__Excerpt provided__
Note 3 — Supplemental Financial Information

 

Shares of unvested restricted stock that contain non-forfeitable rights to dividends are treated as participating securities and are included in the computation of earnings per share under the two-class method.  Under the two-class method, net earnings are allocated between common shares and participating securities. Earnings from Continuing Operations allocated to common shares for the three months ended June 30, 2016 and 2015 were $597 million and $783 million, respectively and for the six months ended June 30, 2016 and 2015 were $652 million and $1.3 billion, respectively.  Net earnings allocated to common shares for the three months ended June 30, 2016 and 2015 were $612 million and $780 million, respectively, and for the six months ended June 30, 2016 and 2015 were $927 million and $3.1 billion, respectively.

__Problems to solve__
a) According to the supplemental financial information note, why are certain shares of unvested restricted stock included in the computation of earnings per share? Answer in one to three sentences.
b) Answer these questions from the supplemental financial information note:
(i) Under the two-class method, between which two groups are net earnings allocated?
(ii) What were the Earnings from Continuing Operations allocated to common shares for the three months ended June 30, 2016?
(iii) What were the net earnings allocated to common shares for the six months ended June 30, 2015?
c) From the supplemental financial information note, quote the part that opens with the words containing "Note 3 — Supplemental" and closes with "and $3.1 billion, respectively.".
The material after this point is not needed for this work.

__Provided information__
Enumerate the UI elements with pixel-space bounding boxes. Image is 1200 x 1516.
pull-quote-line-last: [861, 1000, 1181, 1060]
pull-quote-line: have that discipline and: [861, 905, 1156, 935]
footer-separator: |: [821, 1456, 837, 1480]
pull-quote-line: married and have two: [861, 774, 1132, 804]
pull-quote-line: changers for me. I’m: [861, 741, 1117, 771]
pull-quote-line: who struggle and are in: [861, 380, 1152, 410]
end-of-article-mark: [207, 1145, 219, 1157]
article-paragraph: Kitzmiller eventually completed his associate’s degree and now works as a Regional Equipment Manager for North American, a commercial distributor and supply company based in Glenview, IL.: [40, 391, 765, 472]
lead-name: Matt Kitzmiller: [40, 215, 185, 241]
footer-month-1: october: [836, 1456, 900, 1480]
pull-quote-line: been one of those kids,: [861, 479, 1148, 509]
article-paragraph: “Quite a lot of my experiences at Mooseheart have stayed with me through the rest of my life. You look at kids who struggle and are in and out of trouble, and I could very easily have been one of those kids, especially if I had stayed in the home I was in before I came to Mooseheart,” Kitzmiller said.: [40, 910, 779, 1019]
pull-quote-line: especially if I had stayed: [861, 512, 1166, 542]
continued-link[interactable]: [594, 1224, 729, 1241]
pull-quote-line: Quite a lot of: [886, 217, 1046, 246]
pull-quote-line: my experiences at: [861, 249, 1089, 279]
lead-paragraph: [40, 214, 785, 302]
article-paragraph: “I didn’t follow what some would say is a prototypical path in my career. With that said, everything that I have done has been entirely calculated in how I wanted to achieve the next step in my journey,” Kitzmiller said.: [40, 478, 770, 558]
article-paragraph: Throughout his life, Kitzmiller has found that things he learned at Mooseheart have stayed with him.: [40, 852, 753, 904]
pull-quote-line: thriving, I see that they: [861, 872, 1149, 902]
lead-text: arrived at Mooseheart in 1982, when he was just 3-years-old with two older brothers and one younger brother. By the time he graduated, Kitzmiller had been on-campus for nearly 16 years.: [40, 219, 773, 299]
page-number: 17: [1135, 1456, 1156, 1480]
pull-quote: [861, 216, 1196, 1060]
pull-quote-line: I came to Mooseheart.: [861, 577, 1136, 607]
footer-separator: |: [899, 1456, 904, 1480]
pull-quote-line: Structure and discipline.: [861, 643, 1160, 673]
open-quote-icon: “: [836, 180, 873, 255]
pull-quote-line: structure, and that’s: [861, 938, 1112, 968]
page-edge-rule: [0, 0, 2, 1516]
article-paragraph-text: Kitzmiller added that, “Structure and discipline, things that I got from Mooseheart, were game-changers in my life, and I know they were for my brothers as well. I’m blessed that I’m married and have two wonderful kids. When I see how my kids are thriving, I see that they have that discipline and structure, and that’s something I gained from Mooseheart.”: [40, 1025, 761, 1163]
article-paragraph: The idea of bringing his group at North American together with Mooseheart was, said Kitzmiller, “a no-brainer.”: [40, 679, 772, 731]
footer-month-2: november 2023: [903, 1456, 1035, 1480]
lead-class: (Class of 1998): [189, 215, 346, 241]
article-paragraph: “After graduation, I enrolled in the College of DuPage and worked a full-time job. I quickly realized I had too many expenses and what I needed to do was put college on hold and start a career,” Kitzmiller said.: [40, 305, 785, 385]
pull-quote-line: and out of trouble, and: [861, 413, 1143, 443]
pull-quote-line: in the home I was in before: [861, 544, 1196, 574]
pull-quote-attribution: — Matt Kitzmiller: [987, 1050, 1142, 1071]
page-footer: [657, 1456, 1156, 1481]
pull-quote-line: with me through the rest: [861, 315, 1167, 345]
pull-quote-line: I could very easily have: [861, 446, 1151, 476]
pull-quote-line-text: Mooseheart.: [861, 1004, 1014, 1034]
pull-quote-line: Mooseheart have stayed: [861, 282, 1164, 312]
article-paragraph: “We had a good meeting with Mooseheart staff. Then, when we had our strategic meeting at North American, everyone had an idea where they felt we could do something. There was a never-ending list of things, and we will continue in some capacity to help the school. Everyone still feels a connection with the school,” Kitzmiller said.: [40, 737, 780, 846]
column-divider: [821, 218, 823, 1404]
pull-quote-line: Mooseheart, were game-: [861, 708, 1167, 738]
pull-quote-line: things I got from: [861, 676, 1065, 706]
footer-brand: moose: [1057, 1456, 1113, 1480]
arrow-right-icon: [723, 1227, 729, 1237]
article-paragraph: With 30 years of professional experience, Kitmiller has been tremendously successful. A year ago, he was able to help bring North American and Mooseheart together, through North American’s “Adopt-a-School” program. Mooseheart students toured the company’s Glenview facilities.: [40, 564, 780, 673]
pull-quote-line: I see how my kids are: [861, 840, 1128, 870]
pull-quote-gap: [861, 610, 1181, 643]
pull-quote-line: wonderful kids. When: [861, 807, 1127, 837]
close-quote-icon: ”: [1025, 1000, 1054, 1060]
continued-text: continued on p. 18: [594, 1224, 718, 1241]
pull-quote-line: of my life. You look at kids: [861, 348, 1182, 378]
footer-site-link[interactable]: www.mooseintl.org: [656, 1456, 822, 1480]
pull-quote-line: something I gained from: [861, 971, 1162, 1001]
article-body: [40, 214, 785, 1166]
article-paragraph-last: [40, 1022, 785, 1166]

__Expected responses__
a) Shares of unvested restricted stock are included because they contain non-forfeitable rights to dividends. This makes them participating securities, which are included in the earnings per share computation under the two-class method.

b)
(i) Common shares and participating securities.
(ii) $597 million.
(iii) $3.1 billion.

c)
Note 3 — Supplemental Financial Information

 

Shares of unvested restricted stock that contain non-forfeitable rights to dividends are treated as participating securities and are included in the computation of earnings per share under the two-class method.  Under the two-class method, net earnings are allocated between common shares and participating securities. Earnings from Continuing Operations allocated to common shares for the three months ended June 30, 2016 and 2015 were $597 million and $783 million, respectively and for the six months ended June 30, 2016 and 2015 were $652 million and $1.3 billion, respectively.  Net earnings allocated to common shares for the three months ended June 30, 2016 and 2015 were $612 million and $780 million, respectively, and for the six months ended June 30, 2016 and 2015 were $927 million and $3.1 billion, respectively.